TASK DIRECTIONS:
Seek out every line containing the word "Black", and copy each.
----------------------------------------
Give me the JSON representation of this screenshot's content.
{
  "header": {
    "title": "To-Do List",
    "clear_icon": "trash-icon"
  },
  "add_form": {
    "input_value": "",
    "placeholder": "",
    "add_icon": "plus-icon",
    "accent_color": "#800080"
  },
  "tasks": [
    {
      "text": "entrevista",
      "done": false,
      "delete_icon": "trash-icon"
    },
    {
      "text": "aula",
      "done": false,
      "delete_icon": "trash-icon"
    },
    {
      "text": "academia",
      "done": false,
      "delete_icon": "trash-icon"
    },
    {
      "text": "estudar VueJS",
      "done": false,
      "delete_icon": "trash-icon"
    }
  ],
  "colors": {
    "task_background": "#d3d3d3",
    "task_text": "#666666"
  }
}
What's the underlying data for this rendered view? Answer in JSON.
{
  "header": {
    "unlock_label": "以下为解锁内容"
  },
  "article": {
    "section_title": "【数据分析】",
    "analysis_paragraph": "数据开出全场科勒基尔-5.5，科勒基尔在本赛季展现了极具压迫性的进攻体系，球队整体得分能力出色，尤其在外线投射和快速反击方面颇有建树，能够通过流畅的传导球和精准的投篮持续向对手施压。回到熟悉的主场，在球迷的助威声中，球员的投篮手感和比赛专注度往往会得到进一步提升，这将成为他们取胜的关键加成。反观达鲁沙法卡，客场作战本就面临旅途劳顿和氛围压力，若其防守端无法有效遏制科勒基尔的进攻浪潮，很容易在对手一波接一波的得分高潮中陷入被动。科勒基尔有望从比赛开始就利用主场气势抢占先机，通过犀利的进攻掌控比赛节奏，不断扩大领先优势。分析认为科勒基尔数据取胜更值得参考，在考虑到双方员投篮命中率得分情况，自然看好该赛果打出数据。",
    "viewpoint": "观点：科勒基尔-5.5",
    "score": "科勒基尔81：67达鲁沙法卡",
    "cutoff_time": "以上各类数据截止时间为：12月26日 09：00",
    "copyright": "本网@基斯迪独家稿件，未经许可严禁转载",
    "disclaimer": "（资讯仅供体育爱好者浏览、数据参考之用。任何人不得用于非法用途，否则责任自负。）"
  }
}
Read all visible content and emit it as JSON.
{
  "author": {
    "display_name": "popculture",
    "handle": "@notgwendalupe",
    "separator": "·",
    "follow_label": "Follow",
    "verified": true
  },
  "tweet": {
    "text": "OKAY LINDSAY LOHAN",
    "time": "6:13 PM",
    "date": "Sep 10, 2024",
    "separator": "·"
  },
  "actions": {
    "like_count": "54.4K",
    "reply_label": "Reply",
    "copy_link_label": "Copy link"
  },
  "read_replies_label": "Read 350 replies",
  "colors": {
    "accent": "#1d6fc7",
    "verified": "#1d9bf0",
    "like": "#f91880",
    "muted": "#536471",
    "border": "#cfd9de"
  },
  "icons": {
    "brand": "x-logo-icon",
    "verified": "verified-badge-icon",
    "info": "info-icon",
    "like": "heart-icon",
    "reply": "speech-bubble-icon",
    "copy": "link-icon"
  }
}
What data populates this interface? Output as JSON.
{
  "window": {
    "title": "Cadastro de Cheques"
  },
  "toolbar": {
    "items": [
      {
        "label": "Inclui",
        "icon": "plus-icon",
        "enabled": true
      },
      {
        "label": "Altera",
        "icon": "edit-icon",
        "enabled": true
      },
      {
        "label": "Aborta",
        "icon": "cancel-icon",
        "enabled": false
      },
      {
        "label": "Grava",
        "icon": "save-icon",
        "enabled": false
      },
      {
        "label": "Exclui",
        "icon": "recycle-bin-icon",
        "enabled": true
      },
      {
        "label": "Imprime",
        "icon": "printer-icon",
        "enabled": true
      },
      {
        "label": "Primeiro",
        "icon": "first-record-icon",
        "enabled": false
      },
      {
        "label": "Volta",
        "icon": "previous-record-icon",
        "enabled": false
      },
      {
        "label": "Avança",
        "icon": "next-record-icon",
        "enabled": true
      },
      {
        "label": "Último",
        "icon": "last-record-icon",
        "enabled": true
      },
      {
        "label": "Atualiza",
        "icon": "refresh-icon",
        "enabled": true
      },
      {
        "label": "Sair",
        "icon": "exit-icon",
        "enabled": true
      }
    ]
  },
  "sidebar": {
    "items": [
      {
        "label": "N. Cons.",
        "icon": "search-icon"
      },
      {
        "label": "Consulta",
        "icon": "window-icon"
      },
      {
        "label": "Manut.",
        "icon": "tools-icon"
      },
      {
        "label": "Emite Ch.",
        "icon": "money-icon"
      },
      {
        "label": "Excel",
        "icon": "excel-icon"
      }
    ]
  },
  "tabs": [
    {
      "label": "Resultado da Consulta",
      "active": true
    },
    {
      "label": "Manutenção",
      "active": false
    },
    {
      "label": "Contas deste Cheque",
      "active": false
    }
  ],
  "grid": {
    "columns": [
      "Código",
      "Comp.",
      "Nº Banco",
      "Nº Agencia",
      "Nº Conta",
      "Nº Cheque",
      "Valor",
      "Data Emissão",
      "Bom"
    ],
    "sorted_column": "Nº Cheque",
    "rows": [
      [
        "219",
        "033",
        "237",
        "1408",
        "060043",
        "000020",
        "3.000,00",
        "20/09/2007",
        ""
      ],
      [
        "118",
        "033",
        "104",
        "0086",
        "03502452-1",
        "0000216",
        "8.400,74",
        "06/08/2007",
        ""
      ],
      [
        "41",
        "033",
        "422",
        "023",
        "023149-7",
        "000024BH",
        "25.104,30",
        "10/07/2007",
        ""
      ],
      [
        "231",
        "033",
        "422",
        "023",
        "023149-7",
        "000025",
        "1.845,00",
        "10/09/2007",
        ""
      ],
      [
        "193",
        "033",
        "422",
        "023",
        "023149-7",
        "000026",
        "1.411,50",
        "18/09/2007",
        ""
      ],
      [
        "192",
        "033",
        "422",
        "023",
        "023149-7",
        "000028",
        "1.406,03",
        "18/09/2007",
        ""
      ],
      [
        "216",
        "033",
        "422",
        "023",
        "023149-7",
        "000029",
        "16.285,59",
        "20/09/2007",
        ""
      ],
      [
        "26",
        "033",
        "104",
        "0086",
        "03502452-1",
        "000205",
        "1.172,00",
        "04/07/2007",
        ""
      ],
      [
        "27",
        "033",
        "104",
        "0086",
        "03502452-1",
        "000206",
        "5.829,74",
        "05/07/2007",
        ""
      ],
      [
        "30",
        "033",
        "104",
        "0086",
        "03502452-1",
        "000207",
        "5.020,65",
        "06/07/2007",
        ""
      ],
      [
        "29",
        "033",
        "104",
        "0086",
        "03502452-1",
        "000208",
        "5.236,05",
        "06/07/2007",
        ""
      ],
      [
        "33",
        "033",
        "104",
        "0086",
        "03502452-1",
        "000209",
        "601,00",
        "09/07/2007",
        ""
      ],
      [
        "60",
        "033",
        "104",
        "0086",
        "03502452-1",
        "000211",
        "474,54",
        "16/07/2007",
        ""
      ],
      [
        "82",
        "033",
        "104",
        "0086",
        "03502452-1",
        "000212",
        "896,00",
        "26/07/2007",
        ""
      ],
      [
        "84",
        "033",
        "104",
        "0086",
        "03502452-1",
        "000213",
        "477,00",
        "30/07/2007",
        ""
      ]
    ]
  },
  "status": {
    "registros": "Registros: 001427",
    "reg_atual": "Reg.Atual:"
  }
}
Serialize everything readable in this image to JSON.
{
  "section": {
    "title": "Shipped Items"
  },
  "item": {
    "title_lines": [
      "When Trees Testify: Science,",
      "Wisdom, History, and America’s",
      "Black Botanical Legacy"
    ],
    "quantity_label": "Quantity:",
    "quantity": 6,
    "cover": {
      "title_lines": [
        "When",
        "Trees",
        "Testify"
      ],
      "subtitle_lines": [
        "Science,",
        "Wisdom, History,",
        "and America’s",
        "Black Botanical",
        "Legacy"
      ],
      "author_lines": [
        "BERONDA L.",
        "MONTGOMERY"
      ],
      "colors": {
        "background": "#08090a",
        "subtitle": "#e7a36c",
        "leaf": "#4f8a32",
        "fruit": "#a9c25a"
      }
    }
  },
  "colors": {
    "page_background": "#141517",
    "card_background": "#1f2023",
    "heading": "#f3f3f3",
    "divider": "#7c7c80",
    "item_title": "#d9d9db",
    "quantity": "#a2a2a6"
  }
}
----------------------------------------
SOLUTION:
      "Black Botanical Legacy"
        "Black Botanical",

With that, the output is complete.